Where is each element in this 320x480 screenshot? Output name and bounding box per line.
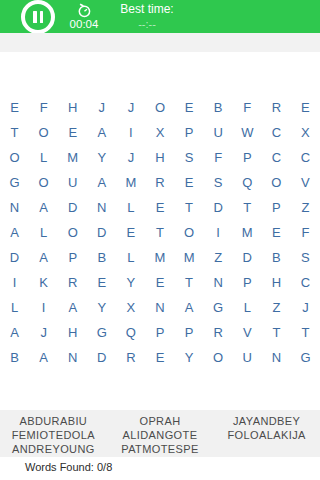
grid-cell[interactable]: C [291, 270, 320, 295]
grid-cell[interactable]: T [262, 320, 291, 345]
grid-cell[interactable]: C [291, 145, 320, 170]
grid-cell[interactable]: U [58, 170, 87, 195]
grid-cell[interactable]: L [116, 245, 145, 270]
grid-cell[interactable]: S [291, 245, 320, 270]
best-time-block: Best time: --:-- [110, 0, 184, 33]
grid-cell[interactable]: B [87, 245, 116, 270]
grid-cell[interactable]: J [116, 95, 145, 120]
pause-icon [33, 11, 37, 23]
grid-cell[interactable]: Z [262, 295, 291, 320]
grid-cell[interactable]: D [87, 345, 116, 370]
grid-cell[interactable]: S [175, 145, 204, 170]
best-time-value: --:-- [110, 18, 184, 30]
grid-cell[interactable]: O [0, 145, 29, 170]
words-found-value: 0/8 [97, 461, 112, 473]
grid-cell[interactable]: O [58, 220, 87, 245]
grid-cell[interactable]: L [29, 145, 58, 170]
grid-cell[interactable]: N [262, 345, 291, 370]
grid-cell[interactable]: E [58, 120, 87, 145]
word-list-item: PATMOTESPE [121, 443, 199, 455]
grid-cell[interactable]: F [233, 95, 262, 120]
grid-cell[interactable]: E [145, 195, 174, 220]
grid-cell[interactable]: E [87, 270, 116, 295]
grid-cell[interactable]: Y [87, 295, 116, 320]
timer-block: 00:04 [64, 0, 104, 33]
grid-cell[interactable]: G [87, 320, 116, 345]
grid-cell[interactable]: F [291, 220, 320, 245]
grid-cell[interactable]: V [233, 320, 262, 345]
grid-cell[interactable]: H [262, 270, 291, 295]
grid-cell[interactable]: N [87, 195, 116, 220]
grid-cell[interactable]: P [175, 320, 204, 345]
grid-cell[interactable]: N [145, 295, 174, 320]
grid-cell[interactable]: M [58, 145, 87, 170]
grid-cell[interactable]: L [116, 195, 145, 220]
grid-cell[interactable]: J [291, 295, 320, 320]
grid-cell[interactable]: C [262, 120, 291, 145]
subheader-strip [0, 33, 320, 52]
word-list: ABDURABIUOPRAHJAYANDBEYFEMIOTEDOLAALIDAN… [0, 410, 320, 457]
grid-cell[interactable]: O [175, 220, 204, 245]
grid-cell[interactable]: A [175, 295, 204, 320]
grid-cell[interactable]: T [0, 120, 29, 145]
grid-cell[interactable]: J [87, 95, 116, 120]
pause-button[interactable] [21, 0, 55, 34]
grid-cell[interactable]: T [291, 320, 320, 345]
word-list-item: ABDURABIU [19, 415, 87, 427]
grid-cell[interactable]: H [58, 95, 87, 120]
grid-cell[interactable]: U [233, 345, 262, 370]
grid-cell[interactable]: L [0, 295, 29, 320]
timer-value: 00:04 [64, 18, 104, 30]
grid-cell[interactable]: N [0, 195, 29, 220]
grid-cell[interactable]: I [116, 120, 145, 145]
word-list-item: OPRAH [139, 415, 180, 427]
grid-cell[interactable]: P [58, 245, 87, 270]
grid-cell[interactable]: P [145, 320, 174, 345]
grid-cell[interactable]: M [233, 220, 262, 245]
grid-cell[interactable]: W [233, 120, 262, 145]
grid-cell[interactable]: R [58, 270, 87, 295]
grid-cell[interactable]: A [87, 170, 116, 195]
grid-cell[interactable]: X [116, 295, 145, 320]
grid-cell[interactable]: P [262, 195, 291, 220]
grid-cell[interactable]: A [0, 320, 29, 345]
grid-cell[interactable]: J [29, 320, 58, 345]
words-found-status: Words Found: 0/8 [25, 461, 112, 473]
grid-cell[interactable]: C [262, 145, 291, 170]
grid-cell[interactable]: P [175, 120, 204, 145]
grid-cell[interactable]: E [145, 345, 174, 370]
grid-cell[interactable]: E [0, 95, 29, 120]
grid-cell[interactable]: I [29, 295, 58, 320]
grid-cell[interactable]: L [29, 220, 58, 245]
grid-cell[interactable]: T [233, 195, 262, 220]
grid-cell[interactable]: X [291, 120, 320, 145]
grid-cell[interactable]: O [204, 345, 233, 370]
grid-cell[interactable]: R [262, 95, 291, 120]
grid-cell[interactable]: E [145, 270, 174, 295]
grid-cell[interactable]: A [29, 245, 58, 270]
grid-cell[interactable]: K [29, 270, 58, 295]
grid-cell[interactable]: R [145, 170, 174, 195]
grid-cell[interactable]: G [204, 295, 233, 320]
grid-cell[interactable]: D [0, 245, 29, 270]
grid-cell[interactable]: O [29, 170, 58, 195]
header-bar: 00:04 Best time: --:-- [0, 0, 320, 33]
grid-cell[interactable]: N [204, 270, 233, 295]
grid-cell[interactable]: H [145, 145, 174, 170]
grid-cell[interactable]: O [29, 120, 58, 145]
grid-cell[interactable]: M [175, 245, 204, 270]
grid-cell[interactable]: O [145, 95, 174, 120]
grid-cell[interactable]: T [145, 220, 174, 245]
grid-cell[interactable]: T [175, 195, 204, 220]
grid-cell[interactable]: B [204, 95, 233, 120]
word-search-app: 00:04 Best time: --:-- EFHJJOEBFRETOEAIX… [0, 0, 320, 480]
grid-cell[interactable]: L [233, 295, 262, 320]
grid-cell[interactable]: R [116, 345, 145, 370]
word-list-item: FEMIOTEDOLA [12, 429, 95, 441]
grid-cell[interactable]: Q [116, 320, 145, 345]
grid-cell[interactable]: A [29, 195, 58, 220]
grid-cell[interactable]: S [204, 170, 233, 195]
grid-cell[interactable]: P [233, 145, 262, 170]
word-list-item: ALIDANGOTE [123, 429, 198, 441]
grid-cell[interactable]: T [175, 270, 204, 295]
grid-cell[interactable]: E [262, 220, 291, 245]
grid-cell[interactable]: A [0, 220, 29, 245]
words-found-label: Words Found: [25, 461, 94, 473]
grid-cell[interactable]: E [175, 95, 204, 120]
grid-cell[interactable]: E [175, 170, 204, 195]
grid-cell[interactable]: D [87, 220, 116, 245]
grid-cell[interactable]: F [204, 145, 233, 170]
letter-grid: EFHJJOEBFRETOEAIXPUWCXOLMYJHSFPCCGOUAMRE… [0, 95, 320, 370]
word-list-item: FOLOALAKIJA [227, 429, 305, 441]
grid-cell[interactable]: Y [175, 345, 204, 370]
grid-cell[interactable]: Y [116, 270, 145, 295]
grid-cell[interactable]: E [116, 220, 145, 245]
grid-cell[interactable]: A [58, 295, 87, 320]
grid-cell[interactable]: D [233, 245, 262, 270]
word-list-item: ANDREYOUNG [12, 443, 95, 455]
grid-cell[interactable]: Z [291, 195, 320, 220]
grid-cell[interactable]: I [204, 220, 233, 245]
grid-cell[interactable]: P [233, 270, 262, 295]
grid-cell[interactable]: X [145, 120, 174, 145]
grid-cell[interactable]: B [0, 345, 29, 370]
grid-cell[interactable]: U [204, 120, 233, 145]
grid-cell[interactable]: R [204, 320, 233, 345]
grid-cell[interactable]: D [58, 195, 87, 220]
pause-icon [40, 11, 44, 23]
grid-cell[interactable]: Z [204, 245, 233, 270]
word-list-item: JAYANDBEY [233, 415, 300, 427]
grid-cell[interactable]: V [291, 170, 320, 195]
grid-cell[interactable]: M [145, 245, 174, 270]
grid-cell[interactable]: G [0, 170, 29, 195]
grid-cell[interactable]: I [0, 270, 29, 295]
grid-cell[interactable]: G [291, 345, 320, 370]
grid-cell[interactable]: F [29, 95, 58, 120]
grid-cell[interactable]: B [262, 245, 291, 270]
grid-cell[interactable]: N [58, 345, 87, 370]
stopwatch-icon [76, 2, 92, 18]
grid-cell[interactable]: Q [233, 170, 262, 195]
grid-cell[interactable]: H [58, 320, 87, 345]
grid-cell[interactable]: O [262, 170, 291, 195]
grid-cell[interactable]: J [116, 145, 145, 170]
grid-cell[interactable]: A [87, 120, 116, 145]
best-time-label: Best time: [110, 3, 184, 16]
grid-cell[interactable]: Y [87, 145, 116, 170]
grid-cell[interactable]: D [204, 195, 233, 220]
grid-cell[interactable]: A [29, 345, 58, 370]
grid-cell[interactable]: E [291, 95, 320, 120]
grid-cell[interactable]: M [116, 170, 145, 195]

■ Set problem ■
Give the lines starting at the one containing "grid-cell[interactable]: C [291, 270, 320, 295]" and ending at the one containing "grid-cell[interactable]: J [116, 95, 145, 120]" as a Markdown table with the columns Position and Text. Number each line and leave out any blank lines.

■ Response ■
| Position | Text |
|---|---|
| 1 | grid-cell[interactable]: C [291, 270, 320, 295] |
| 2 | grid-cell[interactable]: T [262, 320, 291, 345] |
| 3 | grid-cell[interactable]: C [291, 145, 320, 170] |
| 4 | grid-cell[interactable]: U [58, 170, 87, 195] |
| 5 | grid-cell[interactable]: L [116, 245, 145, 270] |
| 6 | grid-cell[interactable]: S [291, 245, 320, 270] |
| 7 | best-time-block: Best time: --:-- [110, 0, 184, 33] |
| 8 | grid-cell[interactable]: B [87, 245, 116, 270] |
| 9 | grid-cell[interactable]: J [116, 95, 145, 120] |